-- start of Data --

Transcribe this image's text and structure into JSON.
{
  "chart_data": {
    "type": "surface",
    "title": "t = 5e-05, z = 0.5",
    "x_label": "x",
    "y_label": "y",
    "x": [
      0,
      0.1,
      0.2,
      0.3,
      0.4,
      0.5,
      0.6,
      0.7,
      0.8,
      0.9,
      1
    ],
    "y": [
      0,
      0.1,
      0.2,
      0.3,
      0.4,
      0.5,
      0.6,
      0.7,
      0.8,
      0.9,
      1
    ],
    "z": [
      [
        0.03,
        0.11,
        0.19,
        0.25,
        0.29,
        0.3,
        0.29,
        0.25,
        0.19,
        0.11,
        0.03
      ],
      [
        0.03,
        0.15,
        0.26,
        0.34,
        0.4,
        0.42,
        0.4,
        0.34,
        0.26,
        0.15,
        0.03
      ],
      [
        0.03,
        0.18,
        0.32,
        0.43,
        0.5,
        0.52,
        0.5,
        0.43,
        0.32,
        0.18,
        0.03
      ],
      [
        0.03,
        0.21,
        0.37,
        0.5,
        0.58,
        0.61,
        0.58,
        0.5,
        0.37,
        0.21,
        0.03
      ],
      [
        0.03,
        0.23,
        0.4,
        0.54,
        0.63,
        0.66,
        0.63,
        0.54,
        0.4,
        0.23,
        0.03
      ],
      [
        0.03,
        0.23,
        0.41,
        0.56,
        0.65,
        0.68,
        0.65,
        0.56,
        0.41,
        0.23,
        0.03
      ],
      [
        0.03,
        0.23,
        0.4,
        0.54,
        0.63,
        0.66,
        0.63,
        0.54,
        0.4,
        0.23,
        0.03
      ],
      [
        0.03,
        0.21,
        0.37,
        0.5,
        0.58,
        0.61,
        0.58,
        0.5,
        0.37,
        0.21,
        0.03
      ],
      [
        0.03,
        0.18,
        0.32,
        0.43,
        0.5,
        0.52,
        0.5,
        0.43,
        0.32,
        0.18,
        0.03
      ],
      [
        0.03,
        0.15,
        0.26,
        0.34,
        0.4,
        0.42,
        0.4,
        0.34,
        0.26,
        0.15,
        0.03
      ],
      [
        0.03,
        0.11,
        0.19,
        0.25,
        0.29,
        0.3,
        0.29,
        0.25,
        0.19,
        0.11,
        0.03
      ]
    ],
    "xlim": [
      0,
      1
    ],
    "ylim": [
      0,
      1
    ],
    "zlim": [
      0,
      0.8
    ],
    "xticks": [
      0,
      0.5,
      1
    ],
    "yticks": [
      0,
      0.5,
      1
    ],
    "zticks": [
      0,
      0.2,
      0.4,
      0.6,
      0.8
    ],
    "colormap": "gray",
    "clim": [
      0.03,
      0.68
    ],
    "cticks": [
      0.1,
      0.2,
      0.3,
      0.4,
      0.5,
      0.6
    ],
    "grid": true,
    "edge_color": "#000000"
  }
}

-- end of Data --

Make an exact copy of all the data.

Transcribe this image's text and structure into JSON.
{
  "chart_data": {
    "type": "surface",
    "title": "t = 5e-05, z = 0.5",
    "x_label": "x",
    "y_label": "y",
    "x": [
      0,
      0.1,
      0.2,
      0.3,
      0.4,
      0.5,
      0.6,
      0.7,
      0.8,
      0.9,
      1
    ],
    "y": [
      0,
      0.1,
      0.2,
      0.3,
      0.4,
      0.5,
      0.6,
      0.7,
      0.8,
      0.9,
      1
    ],
    "z": [
      [
        0.03,
        0.11,
        0.19,
        0.25,
        0.29,
        0.3,
        0.29,
        0.25,
        0.19,
        0.11,
        0.03
      ],
      [
        0.03,
        0.15,
        0.26,
        0.34,
        0.4,
        0.42,
        0.4,
        0.34,
        0.26,
        0.15,
        0.03
      ],
      [
        0.03,
        0.18,
        0.32,
        0.43,
        0.5,
        0.52,
        0.5,
        0.43,
        0.32,
        0.18,
        0.03
      ],
      [
        0.03,
        0.21,
        0.37,
        0.5,
        0.58,
        0.61,
        0.58,
        0.5,
        0.37,
        0.21,
        0.03
      ],
      [
        0.03,
        0.23,
        0.4,
        0.54,
        0.63,
        0.66,
        0.63,
        0.54,
        0.4,
        0.23,
        0.03
      ],
      [
        0.03,
        0.23,
        0.41,
        0.56,
        0.65,
        0.68,
        0.65,
        0.56,
        0.41,
        0.23,
        0.03
      ],
      [
        0.03,
        0.23,
        0.4,
        0.54,
        0.63,
        0.66,
        0.63,
        0.54,
        0.4,
        0.23,
        0.03
      ],
      [
        0.03,
        0.21,
        0.37,
        0.5,
        0.58,
        0.61,
        0.58,
        0.5,
        0.37,
        0.21,
        0.03
      ],
      [
        0.03,
        0.18,
        0.32,
        0.43,
        0.5,
        0.52,
        0.5,
        0.43,
        0.32,
        0.18,
        0.03
      ],
      [
        0.03,
        0.15,
        0.26,
        0.34,
        0.4,
        0.42,
        0.4,
        0.34,
        0.26,
        0.15,
        0.03
      ],
      [
        0.03,
        0.11,
        0.19,
        0.25,
        0.29,
        0.3,
        0.29,
        0.25,
        0.19,
        0.11,
        0.03
      ]
    ],
    "xlim": [
      0,
      1
    ],
    "ylim": [
      0,
      1
    ],
    "zlim": [
      0,
      0.8
    ],
    "xticks": [
      0,
      0.5,
      1
    ],
    "yticks": [
      0,
      0.5,
      1
    ],
    "zticks": [
      0,
      0.2,
      0.4,
      0.6,
      0.8
    ],
    "colormap": "gray",
    "clim": [
      0.03,
      0.68
    ],
    "cticks": [
      0.1,
      0.2,
      0.3,
      0.4,
      0.5,
      0.6
    ],
    "grid": true,
    "edge_color": "#000000"
  }
}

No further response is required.